SELECTED PASSAGE >>

╔══

Pushkin's library lyrics
The weighty ideas behind the light verse of Eugene Onegin – and a new direction in Pushkin studies



Rachel Polonsky





In a review for the New York Review of Books (July 15, 1965) which he knew would read as an attack on a personal friend, Edmund Wilson accused Vladimir Nabokov of failing to understand why Pushkin’s Evgeny Onegin killed his friend Lensky. For Wilson, this “failure of interpretation” was the most serious of the failures in Nabokov’s “uneven and sometimes banal” version of Pushkin’s great novel in verse, and in his erudite commentary, which vastly outweighed the translation. “There are no out-of-character actions in Evgeni Onegin. Nabokov has simply not seen the point”, Wilson complained. “He does not seem to be aware that Onegin, among his other qualities, is . . . decidedly nasty, méchant.” Wilson followed his criticism with deference to the learning and experience which made Nabokov a “cultural live wire which vibrates between us and [the] Russian past”. “I imagine that nobody else has explored Pushkin’s sources so thoroughly”, Wilson wrote. “Mr Nabokov seems really to have done his best to read everything that Pushkin could possibly have read.”

╚══

DATASET ENTRIES >>
╔══

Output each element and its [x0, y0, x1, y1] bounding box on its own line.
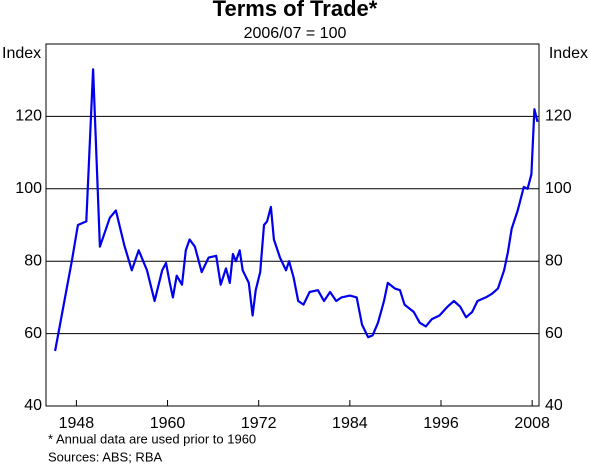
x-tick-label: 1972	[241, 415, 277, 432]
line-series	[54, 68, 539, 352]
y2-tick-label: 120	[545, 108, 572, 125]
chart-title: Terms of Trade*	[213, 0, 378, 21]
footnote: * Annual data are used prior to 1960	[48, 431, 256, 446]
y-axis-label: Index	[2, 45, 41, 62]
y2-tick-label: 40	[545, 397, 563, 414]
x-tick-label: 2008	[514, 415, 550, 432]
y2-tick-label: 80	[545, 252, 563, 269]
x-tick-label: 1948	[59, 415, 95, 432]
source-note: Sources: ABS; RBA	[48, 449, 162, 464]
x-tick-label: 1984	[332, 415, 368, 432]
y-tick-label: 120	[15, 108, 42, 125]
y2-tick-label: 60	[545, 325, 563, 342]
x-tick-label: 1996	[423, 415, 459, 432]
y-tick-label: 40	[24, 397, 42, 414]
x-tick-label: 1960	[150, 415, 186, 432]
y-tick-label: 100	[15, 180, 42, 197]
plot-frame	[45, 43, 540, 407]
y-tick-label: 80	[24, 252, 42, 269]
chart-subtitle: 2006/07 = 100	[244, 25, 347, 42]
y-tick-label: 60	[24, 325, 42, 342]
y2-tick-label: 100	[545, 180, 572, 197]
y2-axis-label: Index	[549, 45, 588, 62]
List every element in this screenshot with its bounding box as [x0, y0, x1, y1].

╚══
╔══

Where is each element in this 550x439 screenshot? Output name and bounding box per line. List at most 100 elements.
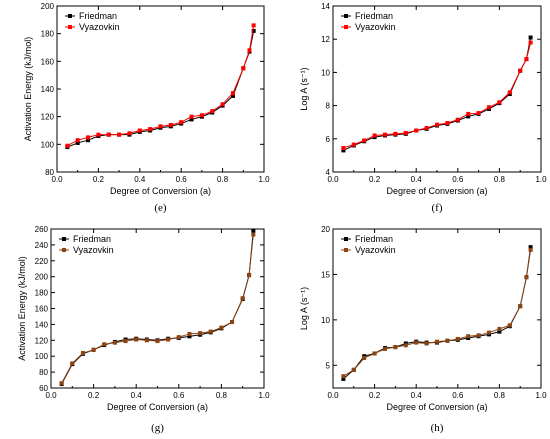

╚══
╔══

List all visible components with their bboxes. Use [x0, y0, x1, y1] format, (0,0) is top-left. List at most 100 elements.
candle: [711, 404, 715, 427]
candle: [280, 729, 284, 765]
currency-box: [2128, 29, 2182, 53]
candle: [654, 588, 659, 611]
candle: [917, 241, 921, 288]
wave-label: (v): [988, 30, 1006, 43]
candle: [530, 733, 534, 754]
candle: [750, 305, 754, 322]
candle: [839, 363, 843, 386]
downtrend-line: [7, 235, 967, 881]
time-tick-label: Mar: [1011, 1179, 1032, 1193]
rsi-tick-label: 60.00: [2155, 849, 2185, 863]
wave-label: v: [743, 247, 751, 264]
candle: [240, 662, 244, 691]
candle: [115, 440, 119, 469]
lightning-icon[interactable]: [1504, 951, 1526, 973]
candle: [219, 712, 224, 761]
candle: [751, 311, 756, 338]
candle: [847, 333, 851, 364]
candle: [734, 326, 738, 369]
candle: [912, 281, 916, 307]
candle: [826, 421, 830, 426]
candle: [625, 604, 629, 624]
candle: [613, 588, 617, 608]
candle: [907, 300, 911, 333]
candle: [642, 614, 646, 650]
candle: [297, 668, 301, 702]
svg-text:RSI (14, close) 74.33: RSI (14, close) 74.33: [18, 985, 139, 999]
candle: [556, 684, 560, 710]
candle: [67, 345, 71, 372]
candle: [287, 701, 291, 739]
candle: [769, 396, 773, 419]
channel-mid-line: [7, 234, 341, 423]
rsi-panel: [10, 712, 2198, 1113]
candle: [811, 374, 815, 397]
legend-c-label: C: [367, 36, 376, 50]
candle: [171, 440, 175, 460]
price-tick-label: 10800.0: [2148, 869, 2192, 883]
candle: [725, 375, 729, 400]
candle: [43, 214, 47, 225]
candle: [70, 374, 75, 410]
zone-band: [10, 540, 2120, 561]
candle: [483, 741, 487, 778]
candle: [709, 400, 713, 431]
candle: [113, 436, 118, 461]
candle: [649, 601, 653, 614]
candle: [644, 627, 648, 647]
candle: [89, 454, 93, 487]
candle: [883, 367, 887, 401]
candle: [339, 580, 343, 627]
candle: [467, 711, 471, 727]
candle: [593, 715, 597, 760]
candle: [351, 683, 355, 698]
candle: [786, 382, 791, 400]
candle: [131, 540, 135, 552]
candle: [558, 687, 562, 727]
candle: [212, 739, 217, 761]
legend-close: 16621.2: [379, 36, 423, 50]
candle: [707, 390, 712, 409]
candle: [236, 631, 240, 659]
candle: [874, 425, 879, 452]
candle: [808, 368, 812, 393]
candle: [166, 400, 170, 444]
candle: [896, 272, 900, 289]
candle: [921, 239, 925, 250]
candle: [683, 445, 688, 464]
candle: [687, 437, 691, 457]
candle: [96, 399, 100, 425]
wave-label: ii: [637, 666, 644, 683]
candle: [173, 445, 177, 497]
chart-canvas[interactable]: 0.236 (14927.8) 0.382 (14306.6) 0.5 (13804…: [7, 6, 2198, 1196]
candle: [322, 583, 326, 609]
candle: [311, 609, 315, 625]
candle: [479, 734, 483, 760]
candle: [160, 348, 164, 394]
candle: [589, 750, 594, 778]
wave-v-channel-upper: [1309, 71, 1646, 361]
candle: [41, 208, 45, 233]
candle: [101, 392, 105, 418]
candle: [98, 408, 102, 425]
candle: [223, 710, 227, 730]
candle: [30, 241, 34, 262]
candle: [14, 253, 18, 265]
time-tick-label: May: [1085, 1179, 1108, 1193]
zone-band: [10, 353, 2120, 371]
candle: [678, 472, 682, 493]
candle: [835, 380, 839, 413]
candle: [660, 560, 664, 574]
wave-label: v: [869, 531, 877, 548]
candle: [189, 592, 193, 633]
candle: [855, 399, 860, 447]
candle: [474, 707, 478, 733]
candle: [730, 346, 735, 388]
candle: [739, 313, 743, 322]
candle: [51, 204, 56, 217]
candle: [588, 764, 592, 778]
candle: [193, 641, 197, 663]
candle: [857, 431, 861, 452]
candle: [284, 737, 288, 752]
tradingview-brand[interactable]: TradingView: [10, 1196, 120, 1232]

╚══

STATED TASK >>
Answer these questions using the Pushkin passage:
1. In which publication, and on what date, did Edmund Wilson's review of Nabokov appear?
2. What did Wilson say Nabokov failed to understand about Onegin and Lensky?
3. Which French word did Wilson use to describe Onegin?
The entries are separate from the Pushkin passage and unrelated to it.

EXERCISE OUTPUT >>
1. The New York Review of Books, July 15, 1965.
2. Why Onegin killed his friend Lensky.
3. Méchant.